▶ WHAT YOU SHOULD DO: Write out the listing below exactly, and omit any images you find in it.

%%

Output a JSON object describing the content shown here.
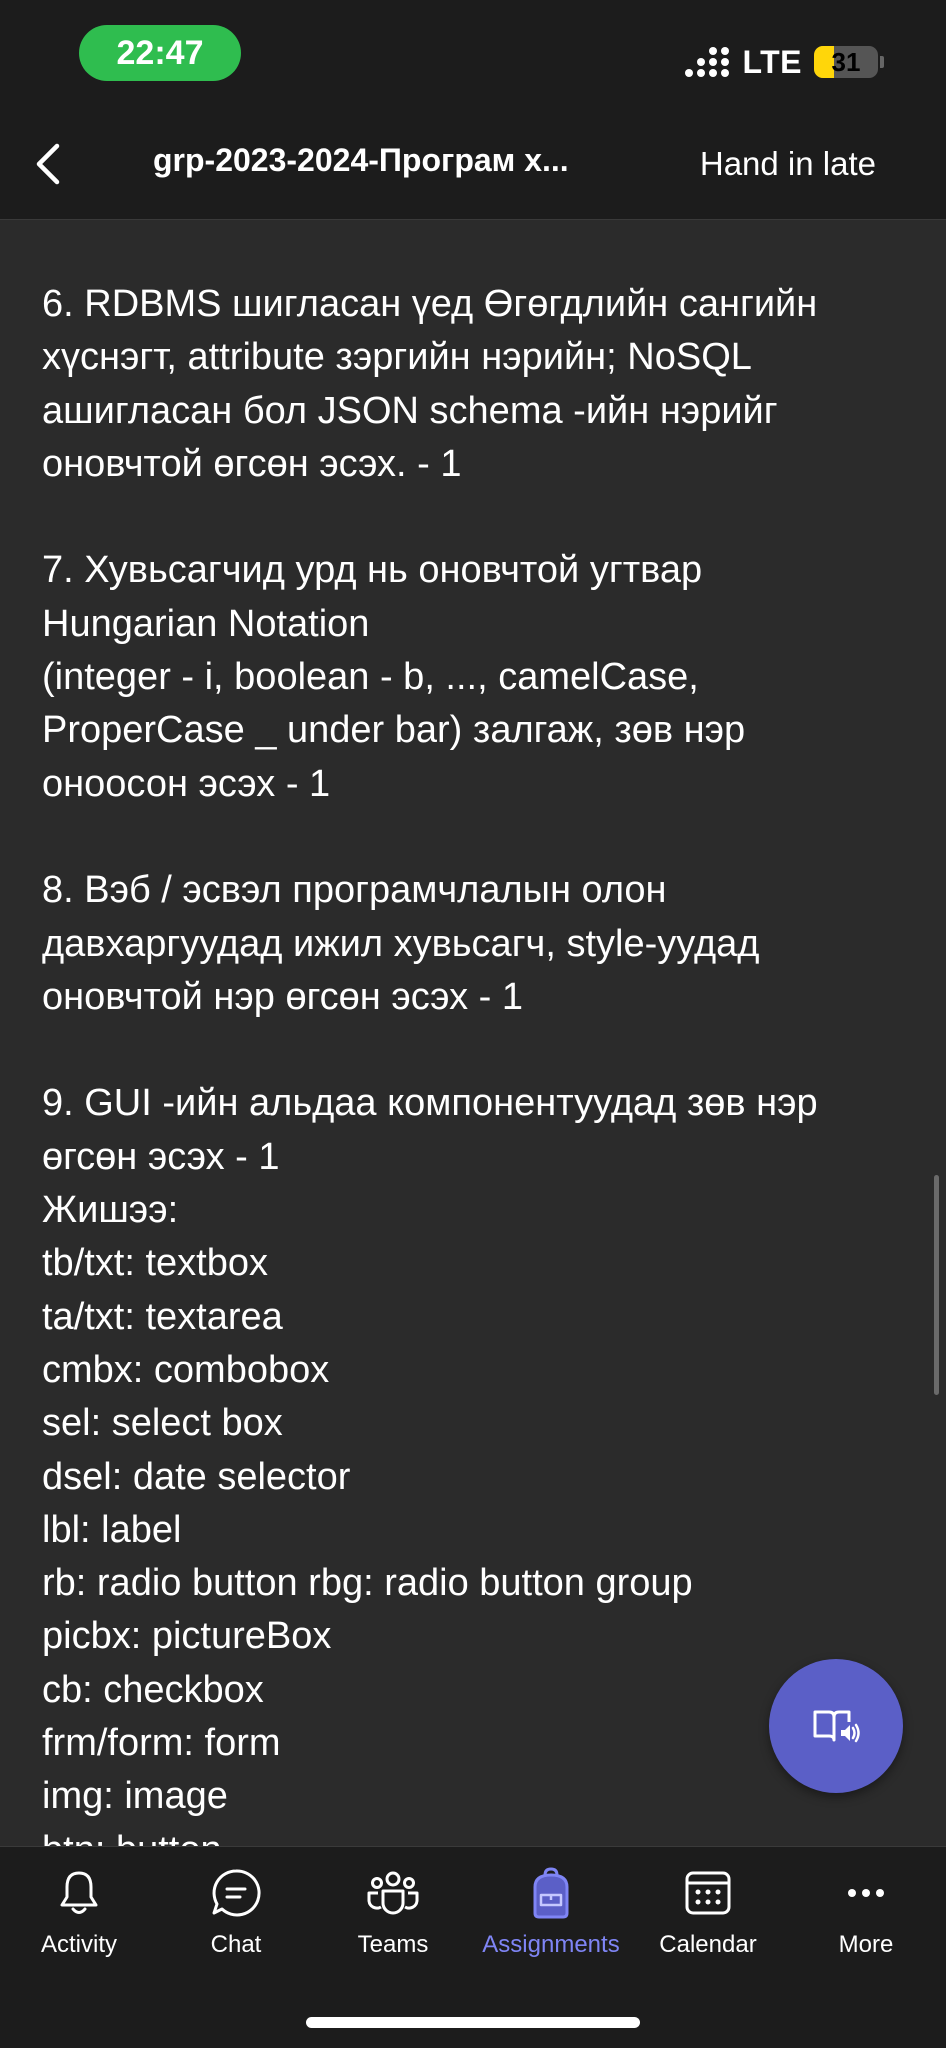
{
  "status_bar": {
    "time": "22:47",
    "network": "LTE",
    "battery": "31",
    "battery_level_percent": 31,
    "battery_color": "#ffd60a",
    "time_pill_color": "#2fbd4f"
  },
  "header": {
    "title": "grp-2023-2024-Програм х...",
    "action_label": "Hand in late",
    "back_icon": "chevron-left-icon"
  },
  "content": {
    "paragraphs": [
      {
        "lines": [
          "6. RDBMS шигласан үед Өгөгдлийн сангийн",
          "хүснэгт, attribute зэргийн нэрийн; NoSQL",
          "ашигласан бол JSON schema -ийн нэрийг",
          "оновчтой өгсөн эсэх. - 1"
        ]
      },
      {
        "lines": [
          "7. Хувьсагчид урд нь оновчтой угтвар",
          "Hungarian Notation",
          "(integer - i, boolean - b, ..., camelCase,",
          "ProperCase _ under bar) залгаж, зөв нэр",
          "оноосон эсэх - 1"
        ]
      },
      {
        "lines": [
          "8. Вэб / эсвэл програмчлалын олон",
          "давхаргуудад ижил хувьсагч, style-уудад",
          "оновчтой нэр өгсөн эсэх - 1"
        ]
      },
      {
        "lines": [
          "9. GUI -ийн альдаа компонентуудад зөв нэр",
          "өгсөн эсэх - 1",
          "Жишээ:",
          "tb/txt: textbox",
          "ta/txt: textarea",
          "cmbx: combobox",
          "sel: select box",
          "dsel: date selector",
          "lbl: label",
          "rb: radio button rbg: radio button group",
          "picbx: pictureBox",
          "cb: checkbox",
          "frm/form: form",
          "img: image",
          "btn: button"
        ]
      }
    ]
  },
  "fab": {
    "icon": "immersive-reader-icon",
    "color": "#5b5fc7"
  },
  "tabbar": {
    "active_color": "#7f85f5",
    "tabs": [
      {
        "label": "Activity",
        "icon": "bell-icon",
        "active": false
      },
      {
        "label": "Chat",
        "icon": "chat-icon",
        "active": false
      },
      {
        "label": "Teams",
        "icon": "teams-icon",
        "active": false
      },
      {
        "label": "Assignments",
        "icon": "backpack-icon",
        "active": true
      },
      {
        "label": "Calendar",
        "icon": "calendar-icon",
        "active": false
      },
      {
        "label": "More",
        "icon": "more-icon",
        "active": false
      }
    ]
  }
}
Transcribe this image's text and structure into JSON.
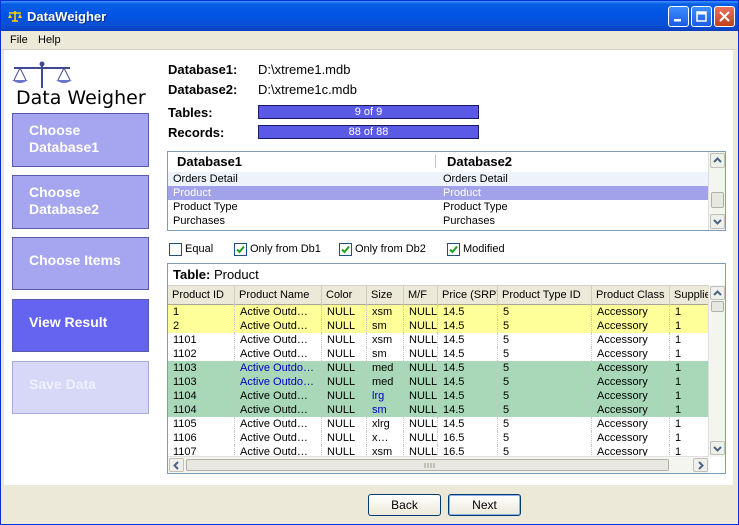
{
  "window": {
    "title": "DataWeigher"
  },
  "menu": [
    "File",
    "Help"
  ],
  "logo": {
    "text": "Data Weigher"
  },
  "sidebar": [
    {
      "label": "Choose Database1",
      "state": "normal"
    },
    {
      "label": "Choose Database2",
      "state": "normal"
    },
    {
      "label": "Choose Items",
      "state": "normal"
    },
    {
      "label": "View Result",
      "state": "active"
    },
    {
      "label": "Save Data",
      "state": "disabled"
    }
  ],
  "info": {
    "db1_label": "Database1:",
    "db1_value": "D:\\xtreme1.mdb",
    "db2_label": "Database2:",
    "db2_value": "D:\\xtreme1c.mdb",
    "tables_label": "Tables:",
    "tables_value": "9 of 9",
    "tables_progress": 1.0,
    "records_label": "Records:",
    "records_value": "88 of 88",
    "records_progress": 1.0
  },
  "db_list": {
    "headers": [
      "Database1",
      "Database2"
    ],
    "rows": [
      [
        "Orders Detail",
        "Orders Detail"
      ],
      [
        "Product",
        "Product"
      ],
      [
        "Product Type",
        "Product Type"
      ],
      [
        "Purchases",
        "Purchases"
      ]
    ],
    "selected_row": 1
  },
  "filters": [
    {
      "label": "Equal",
      "checked": false
    },
    {
      "label": "Only from Db1",
      "checked": true
    },
    {
      "label": "Only from Db2",
      "checked": true
    },
    {
      "label": "Modified",
      "checked": true
    }
  ],
  "table": {
    "title_label": "Table:",
    "title_value": "Product",
    "columns": [
      "Product ID",
      "Product Name",
      "Color",
      "Size",
      "M/F",
      "Price (SRP)",
      "Product Type ID",
      "Product Class",
      "Supplie"
    ],
    "rows": [
      {
        "bg": "#ffff99",
        "cells": [
          "1",
          "Active Outd…",
          "NULL",
          "xsm",
          "NULL",
          "14.5",
          "5",
          "Accessory",
          "1"
        ]
      },
      {
        "bg": "#ffff99",
        "cells": [
          "2",
          "Active Outd…",
          "NULL",
          "sm",
          "NULL",
          "14.5",
          "5",
          "Accessory",
          "1"
        ]
      },
      {
        "bg": "#ffffff",
        "cells": [
          "1101",
          "Active Outd…",
          "NULL",
          "xsm",
          "NULL",
          "14.5",
          "5",
          "Accessory",
          "1"
        ]
      },
      {
        "bg": "#ffffff",
        "cells": [
          "1102",
          "Active Outd…",
          "NULL",
          "sm",
          "NULL",
          "14.5",
          "5",
          "Accessory",
          "1"
        ]
      },
      {
        "bg": "#a8d8b8",
        "cells": [
          "1103",
          "Active Outdo…",
          "NULL",
          "med",
          "NULL",
          "14.5",
          "5",
          "Accessory",
          "1"
        ],
        "blue": [
          1
        ]
      },
      {
        "bg": "#a8d8b8",
        "cells": [
          "1103",
          "Active Outdo…",
          "NULL",
          "med",
          "NULL",
          "14.5",
          "5",
          "Accessory",
          "1"
        ],
        "blue": [
          1
        ]
      },
      {
        "bg": "#a8d8b8",
        "cells": [
          "1104",
          "Active Outd…",
          "NULL",
          "lrg",
          "NULL",
          "14.5",
          "5",
          "Accessory",
          "1"
        ],
        "blue": [
          3
        ]
      },
      {
        "bg": "#a8d8b8",
        "cells": [
          "1104",
          "Active Outd…",
          "NULL",
          "sm",
          "NULL",
          "14.5",
          "5",
          "Accessory",
          "1"
        ],
        "blue": [
          3
        ]
      },
      {
        "bg": "#ffffff",
        "cells": [
          "1105",
          "Active Outd…",
          "NULL",
          "xlrg",
          "NULL",
          "14.5",
          "5",
          "Accessory",
          "1"
        ]
      },
      {
        "bg": "#ffffff",
        "cells": [
          "1106",
          "Active Outd…",
          "NULL",
          "x…",
          "NULL",
          "16.5",
          "5",
          "Accessory",
          "1"
        ]
      },
      {
        "bg": "#ffffff",
        "cells": [
          "1107",
          "Active Outd…",
          "NULL",
          "xsm",
          "NULL",
          "16.5",
          "5",
          "Accessory",
          "1"
        ]
      }
    ]
  },
  "buttons": {
    "back": "Back",
    "next": "Next"
  },
  "colors": {
    "selection": "#a2a2ea",
    "added": "#ffff99",
    "modified": "#a8d8b8",
    "modified_text": "#0000c0",
    "sidebar": "#a6a6f0",
    "sidebar_active": "#6464f0"
  }
}
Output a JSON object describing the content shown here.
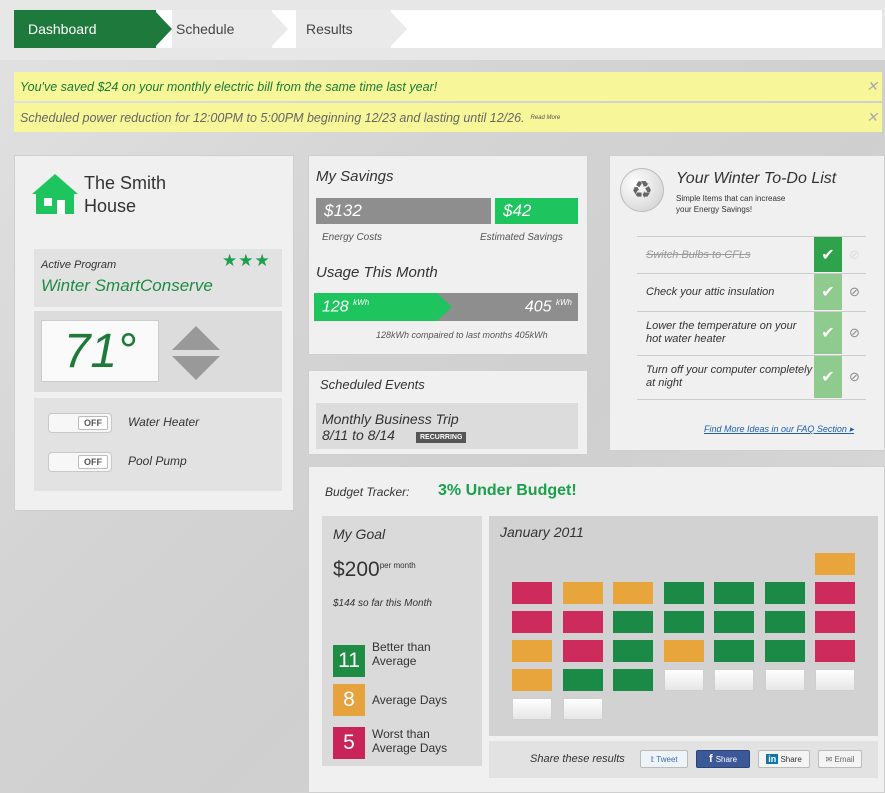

%%

▶ FULL OUTPUT:
Output a JSON object describing the content shown here.
{
  "status_bar": {
    "time": "22:47",
    "network": "LTE",
    "battery": "31",
    "battery_level_percent": 31,
    "battery_color": "#ffd60a",
    "time_pill_color": "#2fbd4f"
  },
  "header": {
    "title": "grp-2023-2024-Програм х...",
    "action_label": "Hand in late",
    "back_icon": "chevron-left-icon"
  },
  "content": {
    "paragraphs": [
      {
        "lines": [
          "6. RDBMS шигласан үед Өгөгдлийн сангийн",
          "хүснэгт, attribute зэргийн нэрийн; NoSQL",
          "ашигласан бол JSON schema -ийн нэрийг",
          "оновчтой өгсөн эсэх. - 1"
        ]
      },
      {
        "lines": [
          "7. Хувьсагчид урд нь оновчтой угтвар",
          "Hungarian Notation",
          "(integer - i, boolean - b, ..., camelCase,",
          "ProperCase _ under bar) залгаж, зөв нэр",
          "оноосон эсэх - 1"
        ]
      },
      {
        "lines": [
          "8. Вэб / эсвэл програмчлалын олон",
          "давхаргуудад ижил хувьсагч, style-уудад",
          "оновчтой нэр өгсөн эсэх - 1"
        ]
      },
      {
        "lines": [
          "9. GUI -ийн альдаа компонентуудад зөв нэр",
          "өгсөн эсэх - 1",
          "Жишээ:",
          "tb/txt: textbox",
          "ta/txt: textarea",
          "cmbx: combobox",
          "sel: select box",
          "dsel: date selector",
          "lbl: label",
          "rb: radio button rbg: radio button group",
          "picbx: pictureBox",
          "cb: checkbox",
          "frm/form: form",
          "img: image",
          "btn: button"
        ]
      }
    ]
  },
  "fab": {
    "icon": "immersive-reader-icon",
    "color": "#5b5fc7"
  },
  "tabbar": {
    "active_color": "#7f85f5",
    "tabs": [
      {
        "label": "Activity",
        "icon": "bell-icon",
        "active": false
      },
      {
        "label": "Chat",
        "icon": "chat-icon",
        "active": false
      },
      {
        "label": "Teams",
        "icon": "teams-icon",
        "active": false
      },
      {
        "label": "Assignments",
        "icon": "backpack-icon",
        "active": true
      },
      {
        "label": "Calendar",
        "icon": "calendar-icon",
        "active": false
      },
      {
        "label": "More",
        "icon": "more-icon",
        "active": false
      }
    ]
  }
}
Transcribe this image's text and structure into JSON.
{
  "window": {
    "title": "DataWeigher"
  },
  "menu": [
    "File",
    "Help"
  ],
  "logo": {
    "text": "Data Weigher"
  },
  "sidebar": [
    {
      "label": "Choose Database1",
      "state": "normal"
    },
    {
      "label": "Choose Database2",
      "state": "normal"
    },
    {
      "label": "Choose Items",
      "state": "normal"
    },
    {
      "label": "View Result",
      "state": "active"
    },
    {
      "label": "Save Data",
      "state": "disabled"
    }
  ],
  "info": {
    "db1_label": "Database1:",
    "db1_value": "D:\\xtreme1.mdb",
    "db2_label": "Database2:",
    "db2_value": "D:\\xtreme1c.mdb",
    "tables_label": "Tables:",
    "tables_value": "9 of 9",
    "tables_progress": 1.0,
    "records_label": "Records:",
    "records_value": "88 of 88",
    "records_progress": 1.0
  },
  "db_list": {
    "headers": [
      "Database1",
      "Database2"
    ],
    "rows": [
      [
        "Orders Detail",
        "Orders Detail"
      ],
      [
        "Product",
        "Product"
      ],
      [
        "Product Type",
        "Product Type"
      ],
      [
        "Purchases",
        "Purchases"
      ]
    ],
    "selected_row": 1
  },
  "filters": [
    {
      "label": "Equal",
      "checked": false
    },
    {
      "label": "Only from Db1",
      "checked": true
    },
    {
      "label": "Only from Db2",
      "checked": true
    },
    {
      "label": "Modified",
      "checked": true
    }
  ],
  "table": {
    "title_label": "Table:",
    "title_value": "Product",
    "columns": [
      "Product ID",
      "Product Name",
      "Color",
      "Size",
      "M/F",
      "Price (SRP)",
      "Product Type ID",
      "Product Class",
      "Supplie"
    ],
    "rows": [
      {
        "bg": "#ffff99",
        "cells": [
          "1",
          "Active Outd…",
          "NULL",
          "xsm",
          "NULL",
          "14.5",
          "5",
          "Accessory",
          "1"
        ]
      },
      {
        "bg": "#ffff99",
        "cells": [
          "2",
          "Active Outd…",
          "NULL",
          "sm",
          "NULL",
          "14.5",
          "5",
          "Accessory",
          "1"
        ]
      },
      {
        "bg": "#ffffff",
        "cells": [
          "1101",
          "Active Outd…",
          "NULL",
          "xsm",
          "NULL",
          "14.5",
          "5",
          "Accessory",
          "1"
        ]
      },
      {
        "bg": "#ffffff",
        "cells": [
          "1102",
          "Active Outd…",
          "NULL",
          "sm",
          "NULL",
          "14.5",
          "5",
          "Accessory",
          "1"
        ]
      },
      {
        "bg": "#a8d8b8",
        "cells": [
          "1103",
          "Active Outdo…",
          "NULL",
          "med",
          "NULL",
          "14.5",
          "5",
          "Accessory",
          "1"
        ],
        "blue": [
          1
        ]
      },
      {
        "bg": "#a8d8b8",
        "cells": [
          "1103",
          "Active Outdo…",
          "NULL",
          "med",
          "NULL",
          "14.5",
          "5",
          "Accessory",
          "1"
        ],
        "blue": [
          1
        ]
      },
      {
        "bg": "#a8d8b8",
        "cells": [
          "1104",
          "Active Outd…",
          "NULL",
          "lrg",
          "NULL",
          "14.5",
          "5",
          "Accessory",
          "1"
        ],
        "blue": [
          3
        ]
      },
      {
        "bg": "#a8d8b8",
        "cells": [
          "1104",
          "Active Outd…",
          "NULL",
          "sm",
          "NULL",
          "14.5",
          "5",
          "Accessory",
          "1"
        ],
        "blue": [
          3
        ]
      },
      {
        "bg": "#ffffff",
        "cells": [
          "1105",
          "Active Outd…",
          "NULL",
          "xlrg",
          "NULL",
          "14.5",
          "5",
          "Accessory",
          "1"
        ]
      },
      {
        "bg": "#ffffff",
        "cells": [
          "1106",
          "Active Outd…",
          "NULL",
          "x…",
          "NULL",
          "16.5",
          "5",
          "Accessory",
          "1"
        ]
      },
      {
        "bg": "#ffffff",
        "cells": [
          "1107",
          "Active Outd…",
          "NULL",
          "xsm",
          "NULL",
          "16.5",
          "5",
          "Accessory",
          "1"
        ]
      }
    ]
  },
  "buttons": {
    "back": "Back",
    "next": "Next"
  },
  "colors": {
    "selection": "#a2a2ea",
    "added": "#ffff99",
    "modified": "#a8d8b8",
    "modified_text": "#0000c0",
    "sidebar": "#a6a6f0",
    "sidebar_active": "#6464f0"
  }
}
Output a JSON object describing the content shown here.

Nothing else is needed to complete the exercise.